====== Record excerpts ======

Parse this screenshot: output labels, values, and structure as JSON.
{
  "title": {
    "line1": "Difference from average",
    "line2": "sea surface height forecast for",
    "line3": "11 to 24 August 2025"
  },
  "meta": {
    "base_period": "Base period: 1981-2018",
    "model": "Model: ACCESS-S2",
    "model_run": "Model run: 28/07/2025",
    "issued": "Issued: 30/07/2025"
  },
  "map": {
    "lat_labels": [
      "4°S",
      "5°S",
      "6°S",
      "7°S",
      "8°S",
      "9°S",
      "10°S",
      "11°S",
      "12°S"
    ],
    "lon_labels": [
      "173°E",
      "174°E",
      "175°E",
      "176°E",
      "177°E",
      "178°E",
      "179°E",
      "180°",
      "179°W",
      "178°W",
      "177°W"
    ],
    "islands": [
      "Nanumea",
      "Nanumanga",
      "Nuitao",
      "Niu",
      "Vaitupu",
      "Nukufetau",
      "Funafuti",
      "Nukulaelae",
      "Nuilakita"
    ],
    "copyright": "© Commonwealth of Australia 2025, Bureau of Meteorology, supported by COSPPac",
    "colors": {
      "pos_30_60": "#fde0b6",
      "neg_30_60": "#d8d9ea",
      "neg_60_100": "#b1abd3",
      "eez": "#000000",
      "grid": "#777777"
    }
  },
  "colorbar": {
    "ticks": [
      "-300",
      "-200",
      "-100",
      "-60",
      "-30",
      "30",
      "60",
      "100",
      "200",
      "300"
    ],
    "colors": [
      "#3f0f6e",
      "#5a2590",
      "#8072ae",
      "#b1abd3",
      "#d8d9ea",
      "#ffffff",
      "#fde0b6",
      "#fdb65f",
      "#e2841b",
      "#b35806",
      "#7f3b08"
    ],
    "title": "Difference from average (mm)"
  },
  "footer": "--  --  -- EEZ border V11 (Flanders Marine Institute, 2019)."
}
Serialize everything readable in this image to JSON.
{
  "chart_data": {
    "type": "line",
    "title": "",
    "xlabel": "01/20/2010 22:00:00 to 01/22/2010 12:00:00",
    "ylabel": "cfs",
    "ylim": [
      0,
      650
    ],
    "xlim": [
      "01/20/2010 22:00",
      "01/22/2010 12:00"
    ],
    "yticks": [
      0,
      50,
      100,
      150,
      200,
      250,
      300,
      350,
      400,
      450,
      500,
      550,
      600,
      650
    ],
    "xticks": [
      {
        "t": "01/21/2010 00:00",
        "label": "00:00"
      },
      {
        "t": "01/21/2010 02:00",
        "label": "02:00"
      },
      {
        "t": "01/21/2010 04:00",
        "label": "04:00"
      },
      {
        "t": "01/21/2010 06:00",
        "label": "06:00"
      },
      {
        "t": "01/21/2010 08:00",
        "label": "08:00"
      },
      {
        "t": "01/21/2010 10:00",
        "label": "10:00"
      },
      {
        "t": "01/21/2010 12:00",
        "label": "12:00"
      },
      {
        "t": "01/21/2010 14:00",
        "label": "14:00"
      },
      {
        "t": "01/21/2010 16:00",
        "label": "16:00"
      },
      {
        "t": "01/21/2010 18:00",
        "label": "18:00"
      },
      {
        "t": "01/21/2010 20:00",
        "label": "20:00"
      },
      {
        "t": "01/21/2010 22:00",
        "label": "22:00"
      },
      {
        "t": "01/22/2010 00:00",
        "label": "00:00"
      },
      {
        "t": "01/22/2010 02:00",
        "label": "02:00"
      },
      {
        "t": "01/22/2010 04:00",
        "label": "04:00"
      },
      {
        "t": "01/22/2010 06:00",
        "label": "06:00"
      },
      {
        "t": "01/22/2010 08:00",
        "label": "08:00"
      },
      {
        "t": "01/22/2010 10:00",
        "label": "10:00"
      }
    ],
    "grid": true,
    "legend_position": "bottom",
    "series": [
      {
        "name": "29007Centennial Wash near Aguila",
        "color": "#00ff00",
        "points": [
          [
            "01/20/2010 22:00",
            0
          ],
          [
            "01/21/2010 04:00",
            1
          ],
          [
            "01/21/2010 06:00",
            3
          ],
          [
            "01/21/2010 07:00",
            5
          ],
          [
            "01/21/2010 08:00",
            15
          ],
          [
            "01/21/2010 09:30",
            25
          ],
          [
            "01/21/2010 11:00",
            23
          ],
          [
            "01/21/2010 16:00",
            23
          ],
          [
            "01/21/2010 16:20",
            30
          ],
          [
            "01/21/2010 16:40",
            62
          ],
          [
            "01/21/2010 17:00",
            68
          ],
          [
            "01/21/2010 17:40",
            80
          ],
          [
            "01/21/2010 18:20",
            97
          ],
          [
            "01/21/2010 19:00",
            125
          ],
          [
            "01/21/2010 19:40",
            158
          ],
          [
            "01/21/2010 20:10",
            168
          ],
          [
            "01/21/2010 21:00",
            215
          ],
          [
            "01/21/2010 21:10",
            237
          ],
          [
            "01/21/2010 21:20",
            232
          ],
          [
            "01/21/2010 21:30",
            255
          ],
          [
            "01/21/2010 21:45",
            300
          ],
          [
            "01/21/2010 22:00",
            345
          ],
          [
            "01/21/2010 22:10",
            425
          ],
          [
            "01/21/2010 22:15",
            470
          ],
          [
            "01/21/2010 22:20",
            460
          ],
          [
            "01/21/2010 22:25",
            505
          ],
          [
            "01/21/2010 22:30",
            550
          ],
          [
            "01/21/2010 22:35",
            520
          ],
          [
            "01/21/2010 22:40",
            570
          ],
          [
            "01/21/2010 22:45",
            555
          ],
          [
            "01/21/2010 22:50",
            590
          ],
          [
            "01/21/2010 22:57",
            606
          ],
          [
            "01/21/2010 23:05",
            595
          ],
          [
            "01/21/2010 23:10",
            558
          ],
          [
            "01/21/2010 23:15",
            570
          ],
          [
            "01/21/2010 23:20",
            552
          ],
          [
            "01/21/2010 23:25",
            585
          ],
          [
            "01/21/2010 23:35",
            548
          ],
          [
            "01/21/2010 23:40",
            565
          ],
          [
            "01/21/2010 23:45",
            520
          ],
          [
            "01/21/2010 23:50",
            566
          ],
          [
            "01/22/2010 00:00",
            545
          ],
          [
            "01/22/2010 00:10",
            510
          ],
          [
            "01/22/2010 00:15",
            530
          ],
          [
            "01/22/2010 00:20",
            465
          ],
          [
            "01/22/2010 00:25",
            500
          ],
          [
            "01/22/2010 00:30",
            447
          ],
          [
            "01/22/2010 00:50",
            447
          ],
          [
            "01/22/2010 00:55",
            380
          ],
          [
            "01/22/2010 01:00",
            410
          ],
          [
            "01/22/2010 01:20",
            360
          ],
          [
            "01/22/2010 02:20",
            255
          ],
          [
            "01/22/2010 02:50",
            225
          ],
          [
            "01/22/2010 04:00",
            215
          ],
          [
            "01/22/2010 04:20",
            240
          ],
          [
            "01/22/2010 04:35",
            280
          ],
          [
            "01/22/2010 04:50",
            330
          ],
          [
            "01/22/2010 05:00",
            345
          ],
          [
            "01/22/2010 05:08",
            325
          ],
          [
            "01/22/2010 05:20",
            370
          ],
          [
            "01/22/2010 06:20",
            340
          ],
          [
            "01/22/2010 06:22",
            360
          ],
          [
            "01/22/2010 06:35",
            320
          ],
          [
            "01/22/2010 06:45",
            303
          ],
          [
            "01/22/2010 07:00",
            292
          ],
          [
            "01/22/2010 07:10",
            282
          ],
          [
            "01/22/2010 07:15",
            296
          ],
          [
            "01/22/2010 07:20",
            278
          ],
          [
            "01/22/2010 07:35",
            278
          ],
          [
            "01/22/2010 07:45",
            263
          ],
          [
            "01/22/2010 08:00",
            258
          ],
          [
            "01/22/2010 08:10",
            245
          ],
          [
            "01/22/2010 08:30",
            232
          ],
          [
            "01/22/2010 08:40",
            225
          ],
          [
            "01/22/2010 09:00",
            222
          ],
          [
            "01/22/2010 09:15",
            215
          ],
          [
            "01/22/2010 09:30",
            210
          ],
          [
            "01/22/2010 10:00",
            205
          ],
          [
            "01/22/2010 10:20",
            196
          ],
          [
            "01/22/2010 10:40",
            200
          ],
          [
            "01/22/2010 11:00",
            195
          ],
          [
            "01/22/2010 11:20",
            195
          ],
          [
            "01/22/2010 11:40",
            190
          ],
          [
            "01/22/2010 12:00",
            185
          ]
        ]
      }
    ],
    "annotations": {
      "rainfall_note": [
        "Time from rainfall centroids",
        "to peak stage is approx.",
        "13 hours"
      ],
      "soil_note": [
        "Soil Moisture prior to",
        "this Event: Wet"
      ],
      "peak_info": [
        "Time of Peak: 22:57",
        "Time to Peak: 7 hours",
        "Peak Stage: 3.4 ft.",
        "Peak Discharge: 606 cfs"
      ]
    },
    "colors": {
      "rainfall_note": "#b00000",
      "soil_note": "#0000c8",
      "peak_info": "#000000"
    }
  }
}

======

■ **Stated goal**:
Where a line of the entries contains the word "Model", copy that line.

■ **Completed task**:
    "model": "Model: ACCESS-S2",
    "model_run": "Model run: 28/07/2025",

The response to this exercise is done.